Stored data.

━━━━━━━━━━━━━━━━━━━━━━━━━━━━━━

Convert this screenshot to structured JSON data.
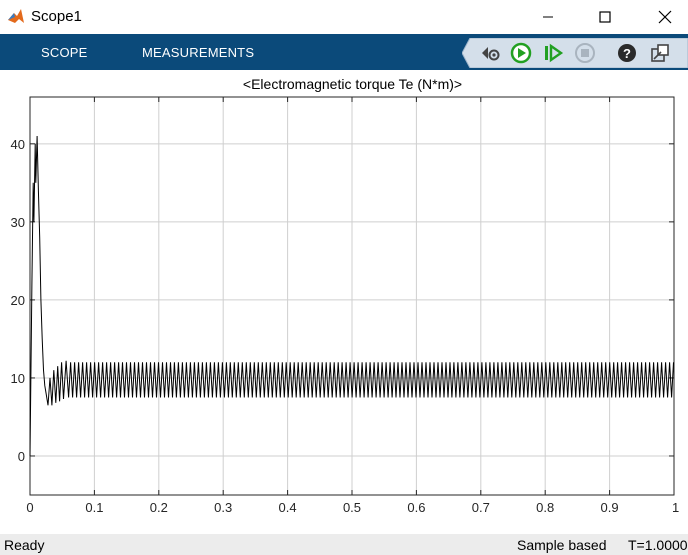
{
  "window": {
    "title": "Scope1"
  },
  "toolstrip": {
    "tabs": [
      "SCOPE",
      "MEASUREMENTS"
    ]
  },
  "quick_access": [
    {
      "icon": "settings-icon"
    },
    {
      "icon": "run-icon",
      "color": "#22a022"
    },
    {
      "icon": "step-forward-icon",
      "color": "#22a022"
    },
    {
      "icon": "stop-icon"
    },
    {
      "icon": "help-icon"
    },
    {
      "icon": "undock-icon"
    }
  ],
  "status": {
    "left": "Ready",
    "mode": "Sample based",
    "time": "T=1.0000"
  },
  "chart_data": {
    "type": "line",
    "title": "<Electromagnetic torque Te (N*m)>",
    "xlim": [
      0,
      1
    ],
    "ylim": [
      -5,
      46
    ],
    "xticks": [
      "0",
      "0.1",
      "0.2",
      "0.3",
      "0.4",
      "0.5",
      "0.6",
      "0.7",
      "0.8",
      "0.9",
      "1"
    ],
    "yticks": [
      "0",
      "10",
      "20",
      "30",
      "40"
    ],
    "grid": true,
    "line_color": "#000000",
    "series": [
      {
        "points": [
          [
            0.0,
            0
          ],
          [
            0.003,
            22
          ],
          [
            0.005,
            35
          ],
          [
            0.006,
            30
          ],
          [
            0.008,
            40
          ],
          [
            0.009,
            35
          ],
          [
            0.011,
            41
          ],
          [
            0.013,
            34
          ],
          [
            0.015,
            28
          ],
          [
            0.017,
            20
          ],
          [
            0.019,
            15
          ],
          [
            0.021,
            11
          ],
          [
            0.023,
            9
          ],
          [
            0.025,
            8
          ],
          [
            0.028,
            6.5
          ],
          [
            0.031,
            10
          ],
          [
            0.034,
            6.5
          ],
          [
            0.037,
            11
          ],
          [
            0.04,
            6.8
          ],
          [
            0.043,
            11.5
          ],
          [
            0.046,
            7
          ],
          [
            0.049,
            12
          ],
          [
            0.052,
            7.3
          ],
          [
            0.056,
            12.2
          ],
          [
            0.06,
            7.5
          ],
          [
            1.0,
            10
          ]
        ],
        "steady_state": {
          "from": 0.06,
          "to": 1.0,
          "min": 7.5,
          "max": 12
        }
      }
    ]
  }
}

━━━━━━━━━━━━━━━━━━━━━━━━━━━━━━

Exercise.
Leave the pictures out and output the rest of the listing exactly.

Solution for this problem.
Convert this screenshot to structured JSON data.
{
  "window": {
    "title": "Scope1"
  },
  "toolstrip": {
    "tabs": [
      "SCOPE",
      "MEASUREMENTS"
    ]
  },
  "quick_access": [
    {
      "icon": "settings-icon"
    },
    {
      "icon": "run-icon",
      "color": "#22a022"
    },
    {
      "icon": "step-forward-icon",
      "color": "#22a022"
    },
    {
      "icon": "stop-icon"
    },
    {
      "icon": "help-icon"
    },
    {
      "icon": "undock-icon"
    }
  ],
  "status": {
    "left": "Ready",
    "mode": "Sample based",
    "time": "T=1.0000"
  },
  "chart_data": {
    "type": "line",
    "title": "<Electromagnetic torque Te (N*m)>",
    "xlim": [
      0,
      1
    ],
    "ylim": [
      -5,
      46
    ],
    "xticks": [
      "0",
      "0.1",
      "0.2",
      "0.3",
      "0.4",
      "0.5",
      "0.6",
      "0.7",
      "0.8",
      "0.9",
      "1"
    ],
    "yticks": [
      "0",
      "10",
      "20",
      "30",
      "40"
    ],
    "grid": true,
    "line_color": "#000000",
    "series": [
      {
        "points": [
          [
            0.0,
            0
          ],
          [
            0.003,
            22
          ],
          [
            0.005,
            35
          ],
          [
            0.006,
            30
          ],
          [
            0.008,
            40
          ],
          [
            0.009,
            35
          ],
          [
            0.011,
            41
          ],
          [
            0.013,
            34
          ],
          [
            0.015,
            28
          ],
          [
            0.017,
            20
          ],
          [
            0.019,
            15
          ],
          [
            0.021,
            11
          ],
          [
            0.023,
            9
          ],
          [
            0.025,
            8
          ],
          [
            0.028,
            6.5
          ],
          [
            0.031,
            10
          ],
          [
            0.034,
            6.5
          ],
          [
            0.037,
            11
          ],
          [
            0.04,
            6.8
          ],
          [
            0.043,
            11.5
          ],
          [
            0.046,
            7
          ],
          [
            0.049,
            12
          ],
          [
            0.052,
            7.3
          ],
          [
            0.056,
            12.2
          ],
          [
            0.06,
            7.5
          ],
          [
            1.0,
            10
          ]
        ],
        "steady_state": {
          "from": 0.06,
          "to": 1.0,
          "min": 7.5,
          "max": 12
        }
      }
    ]
  }
}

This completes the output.